* _WHAT THE TASK REQUIRES_
Each entry below is to be extracted exactly.
** begin **
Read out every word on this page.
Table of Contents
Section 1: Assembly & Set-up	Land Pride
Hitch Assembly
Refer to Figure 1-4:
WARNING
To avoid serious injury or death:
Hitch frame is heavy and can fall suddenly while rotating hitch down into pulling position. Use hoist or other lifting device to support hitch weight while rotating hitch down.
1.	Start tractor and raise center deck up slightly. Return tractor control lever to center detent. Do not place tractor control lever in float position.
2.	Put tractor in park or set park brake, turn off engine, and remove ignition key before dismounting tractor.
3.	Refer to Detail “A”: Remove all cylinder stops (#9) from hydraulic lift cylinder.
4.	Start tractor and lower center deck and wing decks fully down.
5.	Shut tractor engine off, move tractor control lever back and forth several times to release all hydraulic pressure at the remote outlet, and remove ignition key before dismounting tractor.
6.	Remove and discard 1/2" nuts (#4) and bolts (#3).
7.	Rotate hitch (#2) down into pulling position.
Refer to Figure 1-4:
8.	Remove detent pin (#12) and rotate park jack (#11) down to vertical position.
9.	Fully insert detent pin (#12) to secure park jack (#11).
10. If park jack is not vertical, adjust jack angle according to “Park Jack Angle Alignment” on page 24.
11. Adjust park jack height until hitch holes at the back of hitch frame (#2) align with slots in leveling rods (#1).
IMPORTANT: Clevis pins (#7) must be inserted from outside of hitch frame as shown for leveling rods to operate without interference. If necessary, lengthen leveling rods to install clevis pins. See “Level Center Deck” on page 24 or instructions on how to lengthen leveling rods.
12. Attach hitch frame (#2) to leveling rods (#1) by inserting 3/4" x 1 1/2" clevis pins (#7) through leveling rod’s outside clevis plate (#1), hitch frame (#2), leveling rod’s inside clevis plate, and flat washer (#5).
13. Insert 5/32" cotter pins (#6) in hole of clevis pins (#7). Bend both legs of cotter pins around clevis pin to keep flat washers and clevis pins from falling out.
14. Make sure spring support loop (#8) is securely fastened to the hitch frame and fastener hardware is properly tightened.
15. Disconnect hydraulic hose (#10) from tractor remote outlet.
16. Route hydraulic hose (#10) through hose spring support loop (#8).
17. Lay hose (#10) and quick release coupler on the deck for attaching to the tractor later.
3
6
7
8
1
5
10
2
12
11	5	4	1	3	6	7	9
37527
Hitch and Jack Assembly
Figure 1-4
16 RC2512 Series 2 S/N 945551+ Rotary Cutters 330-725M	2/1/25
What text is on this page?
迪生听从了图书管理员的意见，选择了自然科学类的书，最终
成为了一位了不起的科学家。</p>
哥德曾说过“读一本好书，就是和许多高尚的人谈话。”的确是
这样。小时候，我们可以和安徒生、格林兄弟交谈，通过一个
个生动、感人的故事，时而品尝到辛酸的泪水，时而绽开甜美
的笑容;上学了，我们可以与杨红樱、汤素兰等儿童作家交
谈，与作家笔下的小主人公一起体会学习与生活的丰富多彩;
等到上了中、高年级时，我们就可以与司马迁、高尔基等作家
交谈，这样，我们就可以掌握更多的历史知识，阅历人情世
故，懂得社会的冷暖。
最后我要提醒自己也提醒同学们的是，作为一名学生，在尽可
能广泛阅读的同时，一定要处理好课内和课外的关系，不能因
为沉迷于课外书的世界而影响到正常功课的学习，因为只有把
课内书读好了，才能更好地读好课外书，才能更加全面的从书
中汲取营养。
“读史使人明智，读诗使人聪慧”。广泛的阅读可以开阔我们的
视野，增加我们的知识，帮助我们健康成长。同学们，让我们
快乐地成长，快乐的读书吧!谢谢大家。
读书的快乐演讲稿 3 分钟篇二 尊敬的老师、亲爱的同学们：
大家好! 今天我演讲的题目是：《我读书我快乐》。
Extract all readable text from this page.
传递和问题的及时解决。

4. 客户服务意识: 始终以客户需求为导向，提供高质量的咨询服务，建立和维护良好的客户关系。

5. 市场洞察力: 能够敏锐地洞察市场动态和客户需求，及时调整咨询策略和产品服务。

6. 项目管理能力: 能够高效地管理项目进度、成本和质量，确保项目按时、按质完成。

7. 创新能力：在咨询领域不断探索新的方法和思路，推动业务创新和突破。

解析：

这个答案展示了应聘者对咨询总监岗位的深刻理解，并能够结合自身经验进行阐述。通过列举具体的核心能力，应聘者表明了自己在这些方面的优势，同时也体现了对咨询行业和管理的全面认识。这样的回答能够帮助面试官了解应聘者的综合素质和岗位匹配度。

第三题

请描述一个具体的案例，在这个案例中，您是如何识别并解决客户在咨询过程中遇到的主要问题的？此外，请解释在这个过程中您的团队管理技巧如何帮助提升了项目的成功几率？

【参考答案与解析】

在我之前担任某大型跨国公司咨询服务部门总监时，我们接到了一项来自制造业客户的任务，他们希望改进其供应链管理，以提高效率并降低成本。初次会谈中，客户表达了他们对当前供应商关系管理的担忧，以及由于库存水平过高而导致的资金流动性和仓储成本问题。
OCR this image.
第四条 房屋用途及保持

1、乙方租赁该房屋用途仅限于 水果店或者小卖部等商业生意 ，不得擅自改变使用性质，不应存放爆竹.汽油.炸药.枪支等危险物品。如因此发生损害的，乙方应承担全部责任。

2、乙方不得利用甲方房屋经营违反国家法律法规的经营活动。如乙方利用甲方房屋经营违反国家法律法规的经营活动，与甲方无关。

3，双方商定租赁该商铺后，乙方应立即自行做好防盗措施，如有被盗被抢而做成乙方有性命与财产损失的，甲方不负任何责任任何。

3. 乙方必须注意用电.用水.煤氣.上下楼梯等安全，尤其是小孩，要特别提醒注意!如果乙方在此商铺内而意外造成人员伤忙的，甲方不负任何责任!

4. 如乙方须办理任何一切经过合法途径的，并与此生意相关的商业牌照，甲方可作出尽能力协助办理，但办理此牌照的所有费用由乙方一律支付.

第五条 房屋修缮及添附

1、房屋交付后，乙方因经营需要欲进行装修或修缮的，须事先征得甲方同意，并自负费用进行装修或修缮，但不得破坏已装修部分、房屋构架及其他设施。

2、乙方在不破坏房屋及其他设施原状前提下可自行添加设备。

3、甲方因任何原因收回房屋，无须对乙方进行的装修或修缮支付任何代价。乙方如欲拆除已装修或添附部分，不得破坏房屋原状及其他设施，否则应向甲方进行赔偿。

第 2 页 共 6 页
** end **
* _CORRECT OUTPUT_
Read out every word on this page.
Table of Contents
Section 1: Assembly & Set-up	Land Pride
Hitch Assembly
Refer to Figure 1-4:
WARNING
To avoid serious injury or death:
Hitch frame is heavy and can fall suddenly while rotating hitch down into pulling position. Use hoist or other lifting device to support hitch weight while rotating hitch down.
1.	Start tractor and raise center deck up slightly. Return tractor control lever to center detent. Do not place tractor control lever in float position.
2.	Put tractor in park or set park brake, turn off engine, and remove ignition key before dismounting tractor.
3.	Refer to Detail “A”: Remove all cylinder stops (#9) from hydraulic lift cylinder.
4.	Start tractor and lower center deck and wing decks fully down.
5.	Shut tractor engine off, move tractor control lever back and forth several times to release all hydraulic pressure at the remote outlet, and remove ignition key before dismounting tractor.
6.	Remove and discard 1/2" nuts (#4) and bolts (#3).
7.	Rotate hitch (#2) down into pulling position.
Refer to Figure 1-4:
8.	Remove detent pin (#12) and rotate park jack (#11) down to vertical position.
9.	Fully insert detent pin (#12) to secure park jack (#11).
10. If park jack is not vertical, adjust jack angle according to “Park Jack Angle Alignment” on page 24.
11. Adjust park jack height until hitch holes at the back of hitch frame (#2) align with slots in leveling rods (#1).
IMPORTANT: Clevis pins (#7) must be inserted from outside of hitch frame as shown for leveling rods to operate without interference. If necessary, lengthen leveling rods to install clevis pins. See “Level Center Deck” on page 24 or instructions on how to lengthen leveling rods.
12. Attach hitch frame (#2) to leveling rods (#1) by inserting 3/4" x 1 1/2" clevis pins (#7) through leveling rod’s outside clevis plate (#1), hitch frame (#2), leveling rod’s inside clevis plate, and flat washer (#5).
13. Insert 5/32" cotter pins (#6) in hole of clevis pins (#7). Bend both legs of cotter pins around clevis pin to keep flat washers and clevis pins from falling out.
14. Make sure spring support loop (#8) is securely fastened to the hitch frame and fastener hardware is properly tightened.
15. Disconnect hydraulic hose (#10) from tractor remote outlet.
16. Route hydraulic hose (#10) through hose spring support loop (#8).
17. Lay hose (#10) and quick release coupler on the deck for attaching to the tractor later.
3
6
7
8
1
5
10
2
12
11	5	4	1	3	6	7	9
37527
Hitch and Jack Assembly
Figure 1-4
16 RC2512 Series 2 S/N 945551+ Rotary Cutters 330-725M	2/1/25
What text is on this page?
迪生听从了图书管理员的意见，选择了自然科学类的书，最终
成为了一位了不起的科学家。</p>
哥德曾说过“读一本好书，就是和许多高尚的人谈话。”的确是
这样。小时候，我们可以和安徒生、格林兄弟交谈，通过一个
个生动、感人的故事，时而品尝到辛酸的泪水，时而绽开甜美
的笑容;上学了，我们可以与杨红樱、汤素兰等儿童作家交
谈，与作家笔下的小主人公一起体会学习与生活的丰富多彩;
等到上了中、高年级时，我们就可以与司马迁、高尔基等作家
交谈，这样，我们就可以掌握更多的历史知识，阅历人情世
故，懂得社会的冷暖。
最后我要提醒自己也提醒同学们的是，作为一名学生，在尽可
能广泛阅读的同时，一定要处理好课内和课外的关系，不能因
为沉迷于课外书的世界而影响到正常功课的学习，因为只有把
课内书读好了，才能更好地读好课外书，才能更加全面的从书
中汲取营养。
“读史使人明智，读诗使人聪慧”。广泛的阅读可以开阔我们的
视野，增加我们的知识，帮助我们健康成长。同学们，让我们
快乐地成长，快乐的读书吧!谢谢大家。
读书的快乐演讲稿 3 分钟篇二 尊敬的老师、亲爱的同学们：
大家好! 今天我演讲的题目是：《我读书我快乐》。
Extract all readable text from this page.
传递和问题的及时解决。

4. 客户服务意识: 始终以客户需求为导向，提供高质量的咨询服务，建立和维护良好的客户关系。

5. 市场洞察力: 能够敏锐地洞察市场动态和客户需求，及时调整咨询策略和产品服务。

6. 项目管理能力: 能够高效地管理项目进度、成本和质量，确保项目按时、按质完成。

7. 创新能力：在咨询领域不断探索新的方法和思路，推动业务创新和突破。

解析：

这个答案展示了应聘者对咨询总监岗位的深刻理解，并能够结合自身经验进行阐述。通过列举具体的核心能力，应聘者表明了自己在这些方面的优势，同时也体现了对咨询行业和管理的全面认识。这样的回答能够帮助面试官了解应聘者的综合素质和岗位匹配度。

第三题

请描述一个具体的案例，在这个案例中，您是如何识别并解决客户在咨询过程中遇到的主要问题的？此外，请解释在这个过程中您的团队管理技巧如何帮助提升了项目的成功几率？

【参考答案与解析】

在我之前担任某大型跨国公司咨询服务部门总监时，我们接到了一项来自制造业客户的任务，他们希望改进其供应链管理，以提高效率并降低成本。初次会谈中，客户表达了他们对当前供应商关系管理的担忧，以及由于库存水平过高而导致的资金流动性和仓储成本问题。
OCR this image.
第四条 房屋用途及保持

1、乙方租赁该房屋用途仅限于 水果店或者小卖部等商业生意 ，不得擅自改变使用性质，不应存放爆竹.汽油.炸药.枪支等危险物品。如因此发生损害的，乙方应承担全部责任。

2、乙方不得利用甲方房屋经营违反国家法律法规的经营活动。如乙方利用甲方房屋经营违反国家法律法规的经营活动，与甲方无关。

3，双方商定租赁该商铺后，乙方应立即自行做好防盗措施，如有被盗被抢而做成乙方有性命与财产损失的，甲方不负任何责任任何。

3. 乙方必须注意用电.用水.煤氣.上下楼梯等安全，尤其是小孩，要特别提醒注意!如果乙方在此商铺内而意外造成人员伤忙的，甲方不负任何责任!

4. 如乙方须办理任何一切经过合法途径的，并与此生意相关的商业牌照，甲方可作出尽能力协助办理，但办理此牌照的所有费用由乙方一律支付.

第五条 房屋修缮及添附

1、房屋交付后，乙方因经营需要欲进行装修或修缮的，须事先征得甲方同意，并自负费用进行装修或修缮，但不得破坏已装修部分、房屋构架及其他设施。

2、乙方在不破坏房屋及其他设施原状前提下可自行添加设备。

3、甲方因任何原因收回房屋，无须对乙方进行的装修或修缮支付任何代价。乙方如欲拆除已装修或添附部分，不得破坏房屋原状及其他设施，否则应向甲方进行赔偿。

第 2 页 共 6 页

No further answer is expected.